Your goal:
Reproduce the material in full, unchanged.

Given data:
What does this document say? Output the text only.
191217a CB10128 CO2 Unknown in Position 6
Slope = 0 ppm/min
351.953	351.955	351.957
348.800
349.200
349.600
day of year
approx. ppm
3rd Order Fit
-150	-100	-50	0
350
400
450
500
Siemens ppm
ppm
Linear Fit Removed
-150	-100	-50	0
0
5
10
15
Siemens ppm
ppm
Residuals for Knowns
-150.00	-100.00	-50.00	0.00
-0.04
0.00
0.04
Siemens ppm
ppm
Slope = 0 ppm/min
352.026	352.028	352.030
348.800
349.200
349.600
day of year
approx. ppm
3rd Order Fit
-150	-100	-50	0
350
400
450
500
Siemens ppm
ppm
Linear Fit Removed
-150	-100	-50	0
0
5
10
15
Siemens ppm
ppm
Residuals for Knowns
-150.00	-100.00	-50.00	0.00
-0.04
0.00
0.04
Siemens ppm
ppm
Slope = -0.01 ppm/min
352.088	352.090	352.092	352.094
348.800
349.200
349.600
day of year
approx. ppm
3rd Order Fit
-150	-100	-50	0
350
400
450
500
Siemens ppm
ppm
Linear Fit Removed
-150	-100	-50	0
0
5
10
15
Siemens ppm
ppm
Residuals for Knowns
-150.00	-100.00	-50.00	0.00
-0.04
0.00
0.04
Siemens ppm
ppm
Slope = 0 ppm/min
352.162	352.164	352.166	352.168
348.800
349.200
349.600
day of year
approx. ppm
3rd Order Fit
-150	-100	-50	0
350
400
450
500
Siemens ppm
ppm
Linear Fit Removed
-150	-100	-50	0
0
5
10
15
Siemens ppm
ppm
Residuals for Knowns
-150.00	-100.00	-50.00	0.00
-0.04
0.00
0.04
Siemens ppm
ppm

Answer to this exercise:
What does this document say? Output the text only.
191217a CB10128 CO2 Unknown in Position 6
Slope = 0 ppm/min
351.953	351.955	351.957
348.800
349.200
349.600
day of year
approx. ppm
3rd Order Fit
-150	-100	-50	0
350
400
450
500
Siemens ppm
ppm
Linear Fit Removed
-150	-100	-50	0
0
5
10
15
Siemens ppm
ppm
Residuals for Knowns
-150.00	-100.00	-50.00	0.00
-0.04
0.00
0.04
Siemens ppm
ppm
Slope = 0 ppm/min
352.026	352.028	352.030
348.800
349.200
349.600
day of year
approx. ppm
3rd Order Fit
-150	-100	-50	0
350
400
450
500
Siemens ppm
ppm
Linear Fit Removed
-150	-100	-50	0
0
5
10
15
Siemens ppm
ppm
Residuals for Knowns
-150.00	-100.00	-50.00	0.00
-0.04
0.00
0.04
Siemens ppm
ppm
Slope = -0.01 ppm/min
352.088	352.090	352.092	352.094
348.800
349.200
349.600
day of year
approx. ppm
3rd Order Fit
-150	-100	-50	0
350
400
450
500
Siemens ppm
ppm
Linear Fit Removed
-150	-100	-50	0
0
5
10
15
Siemens ppm
ppm
Residuals for Knowns
-150.00	-100.00	-50.00	0.00
-0.04
0.00
0.04
Siemens ppm
ppm
Slope = 0 ppm/min
352.162	352.164	352.166	352.168
348.800
349.200
349.600
day of year
approx. ppm
3rd Order Fit
-150	-100	-50	0
350
400
450
500
Siemens ppm
ppm
Linear Fit Removed
-150	-100	-50	0
0
5
10
15
Siemens ppm
ppm
Residuals for Knowns
-150.00	-100.00	-50.00	0.00
-0.04
0.00
0.04
Siemens ppm
ppm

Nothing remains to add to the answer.